EXTRACTED ENTRIES

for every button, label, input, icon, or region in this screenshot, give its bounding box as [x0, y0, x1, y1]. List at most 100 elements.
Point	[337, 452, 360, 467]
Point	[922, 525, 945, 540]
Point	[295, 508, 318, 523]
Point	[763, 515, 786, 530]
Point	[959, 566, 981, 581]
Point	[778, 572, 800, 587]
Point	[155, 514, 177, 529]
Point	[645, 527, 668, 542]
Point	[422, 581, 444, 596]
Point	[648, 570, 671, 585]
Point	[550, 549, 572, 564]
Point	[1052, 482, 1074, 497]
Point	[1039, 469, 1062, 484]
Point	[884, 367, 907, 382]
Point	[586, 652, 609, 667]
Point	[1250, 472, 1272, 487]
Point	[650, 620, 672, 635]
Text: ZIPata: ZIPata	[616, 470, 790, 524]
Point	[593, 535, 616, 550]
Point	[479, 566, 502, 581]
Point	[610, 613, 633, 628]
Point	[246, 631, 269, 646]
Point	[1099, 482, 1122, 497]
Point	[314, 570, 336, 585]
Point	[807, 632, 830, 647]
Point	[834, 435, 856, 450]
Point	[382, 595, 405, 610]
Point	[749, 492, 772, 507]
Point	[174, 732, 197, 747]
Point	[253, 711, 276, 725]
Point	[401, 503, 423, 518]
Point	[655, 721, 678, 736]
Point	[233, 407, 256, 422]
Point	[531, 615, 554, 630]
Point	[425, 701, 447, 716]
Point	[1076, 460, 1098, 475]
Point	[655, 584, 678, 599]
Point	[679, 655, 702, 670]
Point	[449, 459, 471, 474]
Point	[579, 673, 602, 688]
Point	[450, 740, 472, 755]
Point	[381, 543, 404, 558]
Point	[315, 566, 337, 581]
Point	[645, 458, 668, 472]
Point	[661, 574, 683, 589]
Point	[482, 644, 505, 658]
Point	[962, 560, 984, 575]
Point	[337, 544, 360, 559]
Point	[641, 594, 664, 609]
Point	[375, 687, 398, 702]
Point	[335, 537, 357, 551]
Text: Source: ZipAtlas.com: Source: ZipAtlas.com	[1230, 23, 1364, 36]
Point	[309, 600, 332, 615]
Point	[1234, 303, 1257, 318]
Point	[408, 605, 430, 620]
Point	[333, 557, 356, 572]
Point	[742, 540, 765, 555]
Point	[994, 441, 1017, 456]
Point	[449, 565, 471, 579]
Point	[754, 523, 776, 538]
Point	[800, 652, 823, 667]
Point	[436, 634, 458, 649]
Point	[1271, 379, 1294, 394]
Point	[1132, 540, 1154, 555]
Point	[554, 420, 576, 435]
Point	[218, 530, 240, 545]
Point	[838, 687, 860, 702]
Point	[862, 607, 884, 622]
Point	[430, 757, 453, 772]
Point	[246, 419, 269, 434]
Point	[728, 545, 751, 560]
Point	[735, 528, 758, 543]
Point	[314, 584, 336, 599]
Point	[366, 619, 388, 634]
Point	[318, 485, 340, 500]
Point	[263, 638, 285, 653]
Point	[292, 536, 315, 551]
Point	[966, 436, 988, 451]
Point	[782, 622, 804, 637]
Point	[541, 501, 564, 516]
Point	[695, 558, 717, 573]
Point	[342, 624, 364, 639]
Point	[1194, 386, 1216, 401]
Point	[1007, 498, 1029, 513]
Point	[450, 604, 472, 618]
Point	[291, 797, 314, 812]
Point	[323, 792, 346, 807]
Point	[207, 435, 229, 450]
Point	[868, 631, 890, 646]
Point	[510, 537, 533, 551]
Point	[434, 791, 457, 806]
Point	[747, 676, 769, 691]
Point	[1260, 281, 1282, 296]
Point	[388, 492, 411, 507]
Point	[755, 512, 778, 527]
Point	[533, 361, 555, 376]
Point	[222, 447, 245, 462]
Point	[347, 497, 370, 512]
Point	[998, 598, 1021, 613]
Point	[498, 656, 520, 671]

PROBLEM DETAILS
Write out every line of the items above without changing anything.

FINAL RESULT
for every button, label, input, icon, or region in this screenshot, give its bounding box as [x0, y0, x1, y1]. List at most 100 elements.
Point	[337, 452, 360, 467]
Point	[922, 525, 945, 540]
Point	[295, 508, 318, 523]
Point	[763, 515, 786, 530]
Point	[959, 566, 981, 581]
Point	[778, 572, 800, 587]
Point	[155, 514, 177, 529]
Point	[645, 527, 668, 542]
Point	[422, 581, 444, 596]
Point	[648, 570, 671, 585]
Point	[550, 549, 572, 564]
Point	[1052, 482, 1074, 497]
Point	[1039, 469, 1062, 484]
Point	[884, 367, 907, 382]
Point	[586, 652, 609, 667]
Point	[1250, 472, 1272, 487]
Point	[650, 620, 672, 635]
Text: ZIPata: ZIPata	[616, 470, 790, 524]
Point	[593, 535, 616, 550]
Point	[479, 566, 502, 581]
Point	[610, 613, 633, 628]
Point	[246, 631, 269, 646]
Point	[1099, 482, 1122, 497]
Point	[314, 570, 336, 585]
Point	[807, 632, 830, 647]
Point	[834, 435, 856, 450]
Point	[382, 595, 405, 610]
Point	[749, 492, 772, 507]
Point	[174, 732, 197, 747]
Point	[253, 711, 276, 725]
Point	[401, 503, 423, 518]
Point	[655, 721, 678, 736]
Point	[233, 407, 256, 422]
Point	[531, 615, 554, 630]
Point	[425, 701, 447, 716]
Point	[1076, 460, 1098, 475]
Point	[655, 584, 678, 599]
Point	[679, 655, 702, 670]
Point	[449, 459, 471, 474]
Point	[579, 673, 602, 688]
Point	[450, 740, 472, 755]
Point	[381, 543, 404, 558]
Point	[315, 566, 337, 581]
Point	[645, 458, 668, 472]
Point	[661, 574, 683, 589]
Point	[482, 644, 505, 658]
Point	[962, 560, 984, 575]
Point	[337, 544, 360, 559]
Point	[641, 594, 664, 609]
Point	[375, 687, 398, 702]
Point	[335, 537, 357, 551]
Text: Source: ZipAtlas.com: Source: ZipAtlas.com	[1230, 23, 1364, 36]
Point	[309, 600, 332, 615]
Point	[1234, 303, 1257, 318]
Point	[408, 605, 430, 620]
Point	[333, 557, 356, 572]
Point	[742, 540, 765, 555]
Point	[994, 441, 1017, 456]
Point	[449, 565, 471, 579]
Point	[754, 523, 776, 538]
Point	[800, 652, 823, 667]
Point	[436, 634, 458, 649]
Point	[1271, 379, 1294, 394]
Point	[1132, 540, 1154, 555]
Point	[554, 420, 576, 435]
Point	[218, 530, 240, 545]
Point	[838, 687, 860, 702]
Point	[862, 607, 884, 622]
Point	[430, 757, 453, 772]
Point	[246, 419, 269, 434]
Point	[728, 545, 751, 560]
Point	[735, 528, 758, 543]
Point	[314, 584, 336, 599]
Point	[366, 619, 388, 634]
Point	[318, 485, 340, 500]
Point	[263, 638, 285, 653]
Point	[292, 536, 315, 551]
Point	[966, 436, 988, 451]
Point	[782, 622, 804, 637]
Point	[541, 501, 564, 516]
Point	[695, 558, 717, 573]
Point	[342, 624, 364, 639]
Point	[1194, 386, 1216, 401]
Point	[1007, 498, 1029, 513]
Point	[450, 604, 472, 618]
Point	[291, 797, 314, 812]
Point	[323, 792, 346, 807]
Point	[207, 435, 229, 450]
Point	[868, 631, 890, 646]
Point	[510, 537, 533, 551]
Point	[434, 791, 457, 806]
Point	[747, 676, 769, 691]
Point	[1260, 281, 1282, 296]
Point	[388, 492, 411, 507]
Point	[755, 512, 778, 527]
Point	[533, 361, 555, 376]
Point	[222, 447, 245, 462]
Point	[347, 497, 370, 512]
Point	[998, 598, 1021, 613]
Point	[498, 656, 520, 671]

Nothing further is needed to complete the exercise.